Instruction: In the entries that follow, count each line containing "Anslaget" and state the total, nothing more.

** begin Dataset **

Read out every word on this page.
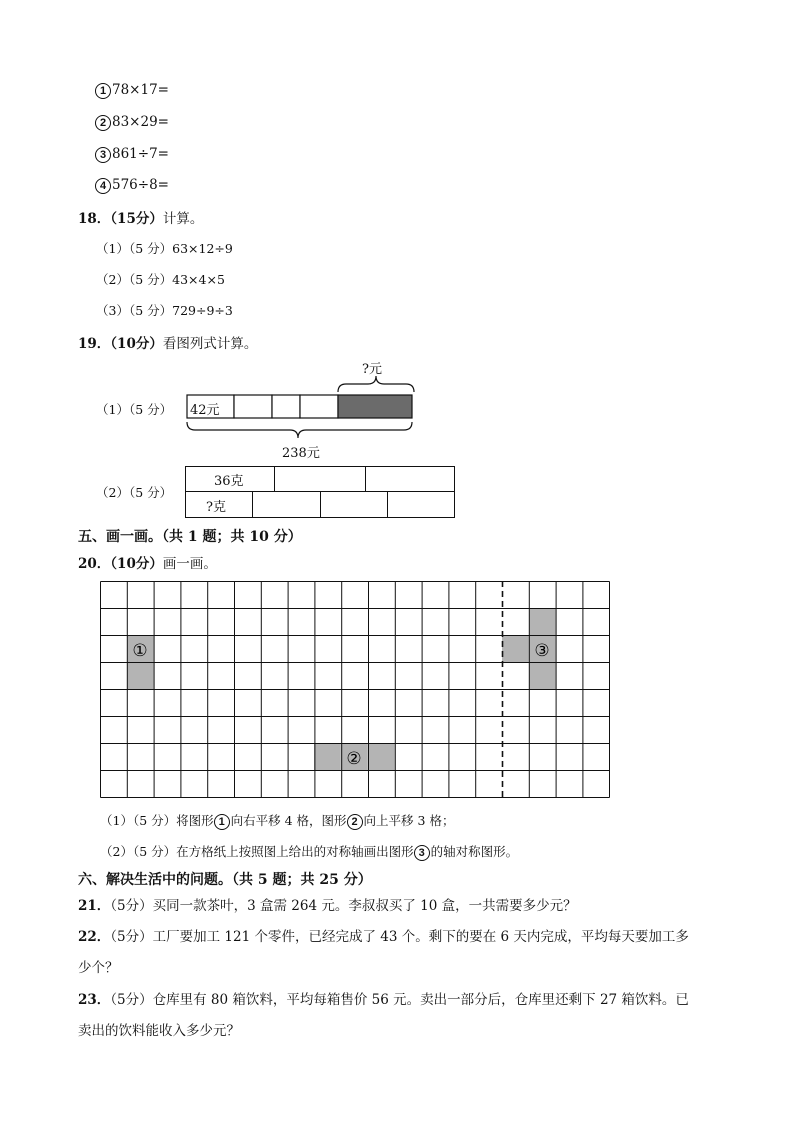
1 78×17=
2 83×29=
3 861÷7=
4 576÷8=
18．（15分）计算。
（1）（5 分）63×12÷9
（2）（5 分）43×4×5
（3）（5 分）729÷9÷3
19．（10分）看图列式计算。
（1）（5 分）
?元
42元
238元
（2）（5 分）
36克
?克
五、画一画。（共 1 题；共 10 分）
20．（10分）画一画。
①
②
③
（1）（5 分）将图形 1 向右平移 4 格，图形 2 向上平移 3 格；
（2）（5 分）在方格纸上按照图上给出的对称轴画出图形 3 的轴对称图形。
六、解决生活中的问题。（共 5 题；共 25 分）
21．（5分）买同一款茶叶，3 盒需 264 元。李叔叔买了 10 盒，一共需要多少元？
22．（5分）工厂要加工 121 个零件，已经完成了 43 个。剩下的要在 6 天内完成，平均每天要加工多
少个？
23．（5分）仓库里有 80 箱饮料，平均每箱售价 56 元。卖出一部分后，仓库里还剩下 27 箱饮料。已
卖出的饮料能收入多少元？
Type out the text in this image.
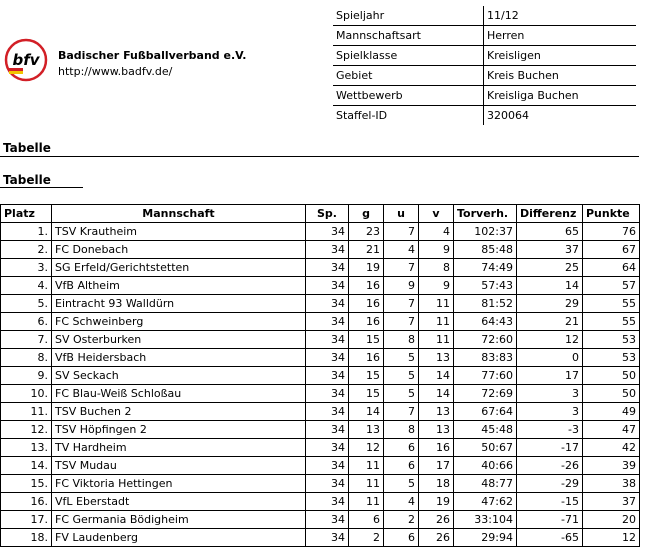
bfv Badischer Fußballverband e.V.
http://www.badfv.de/
Spieljahr	11/12
Mannschaftsart	Herren
Spielklasse	Kreisligen
Gebiet	Kreis Buchen
Wettbewerb	Kreisliga Buchen
Staffel-ID	320064
Tabelle
Tabelle
Platz	Mannschaft	Sp.	g	u	v	Torverh.	Differenz	Punkte
1.	TSV Krautheim	34	23	7	4	102:37	65	76
2.	FC Donebach	34	21	4	9	85:48	37	67
3.	SG Erfeld/Gerichtstetten	34	19	7	8	74:49	25	64
4.	VfB Altheim	34	16	9	9	57:43	14	57
5.	Eintracht 93 Walldürn	34	16	7	11	81:52	29	55
6.	FC Schweinberg	34	16	7	11	64:43	21	55
7.	SV Osterburken	34	15	8	11	72:60	12	53
8.	VfB Heidersbach	34	16	5	13	83:83	0	53
9.	SV Seckach	34	15	5	14	77:60	17	50
10.	FC Blau-Weiß Schloßau	34	15	5	14	72:69	3	50
11.	TSV Buchen 2	34	14	7	13	67:64	3	49
12.	TSV Höpfingen 2	34	13	8	13	45:48	-3	47
13.	TV Hardheim	34	12	6	16	50:67	-17	42
14.	TSV Mudau	34	11	6	17	40:66	-26	39
15.	FC Viktoria Hettingen	34	11	5	18	48:77	-29	38
16.	VfL Eberstadt	34	11	4	19	47:62	-15	37
17.	FC Germania Bödigheim	34	6	2	26	33:104	-71	20
18.	FV Laudenberg	34	2	6	26	29:94	-65	12
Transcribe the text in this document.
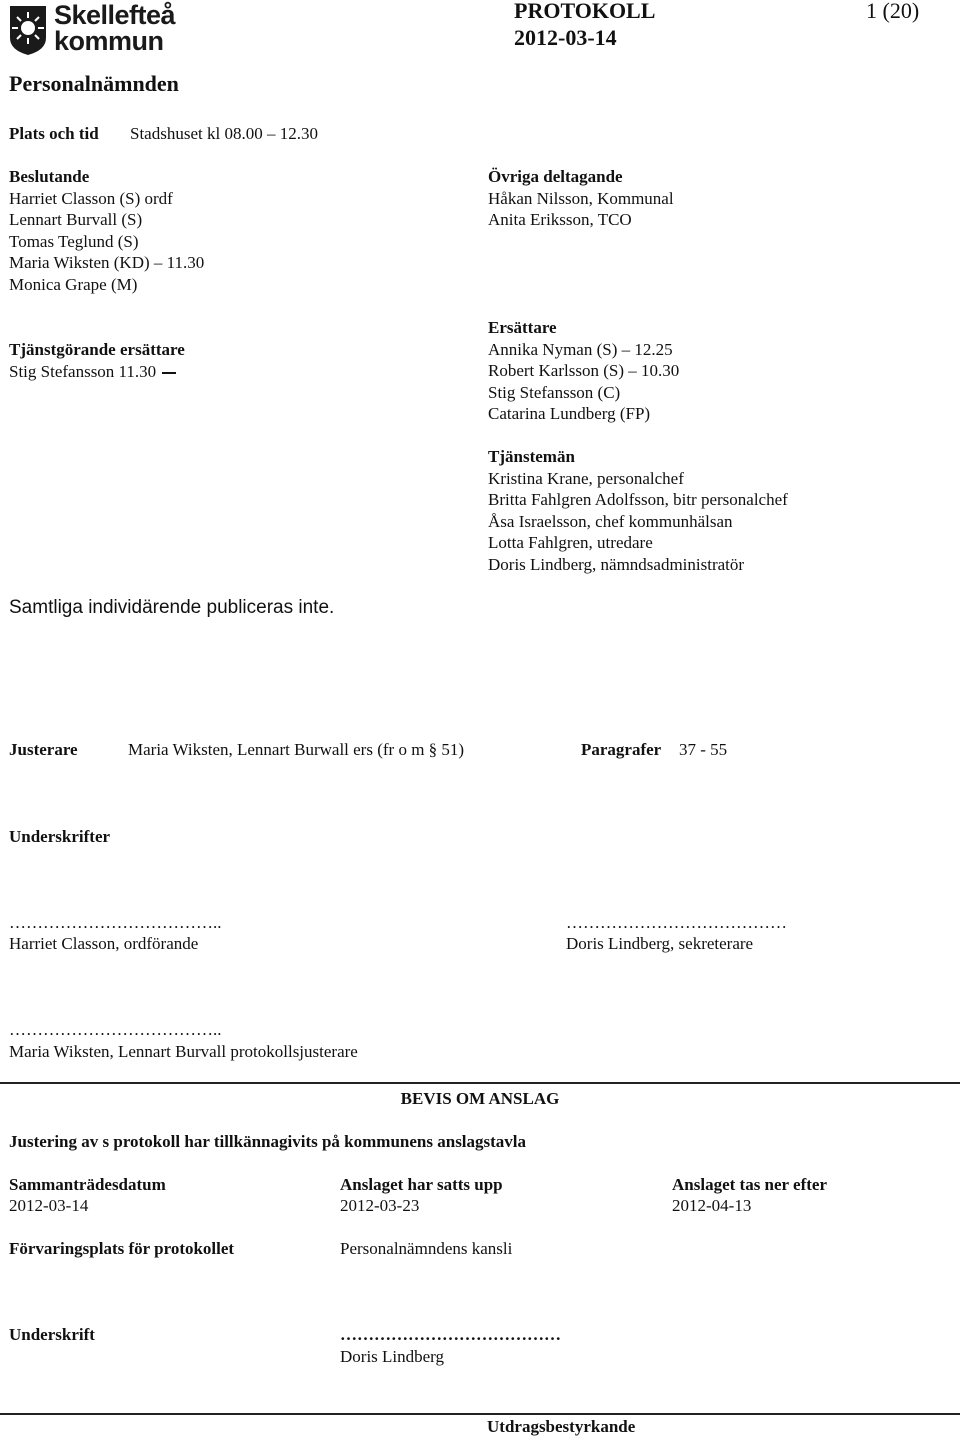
Skellefteå
kommun
PROTOKOLL	1 (20)
2012-03-14
Personalnämnden
Plats och tid Stadshuset kl 08.00 – 12.30
Beslutande
Harriet Classon (S) ordf
Lennart Burvall (S)
Tomas Teglund (S)
Maria Wiksten (KD) – 11.30
Monica Grape (M)
Övriga deltagande
Håkan Nilsson, Kommunal
Anita Eriksson, TCO
Tjänstgörande ersättare
Stig Stefansson 11.30
Ersättare
Annika Nyman (S) – 12.25
Robert Karlsson (S) – 10.30
Stig Stefansson (C)
Catarina Lundberg (FP)
Tjänstemän
Kristina Krane, personalchef
Britta Fahlgren Adolfsson, bitr personalchef
Åsa Israelsson, chef kommunhälsan
Lotta Fahlgren, utredare
Doris Lindberg, nämndsadministratör
Samtliga individärende publiceras inte.
Justerare	Maria Wiksten, Lennart Burwall ers (fr o m § 51)	Paragrafer 37 - 55
Underskrifter
………………………………..	…………………………………
Harriet Classon, ordförande	Doris Lindberg, sekreterare
………………………………..
Maria Wiksten, Lennart Burvall protokollsjusterare
BEVIS OM ANSLAG
Justering av s protokoll har tillkännagivits på kommunens anslagstavla
Sammanträdesdatum
2012-03-14
Anslaget har satts upp
2012-03-23
Anslaget tas ner efter
2012-04-13
Förvaringsplats för protokollet	Personalnämndens kansli
Underskrift	…………………………………
Doris Lindberg
Utdragsbestyrkande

** end Dataset **

Answer for this exercise: 2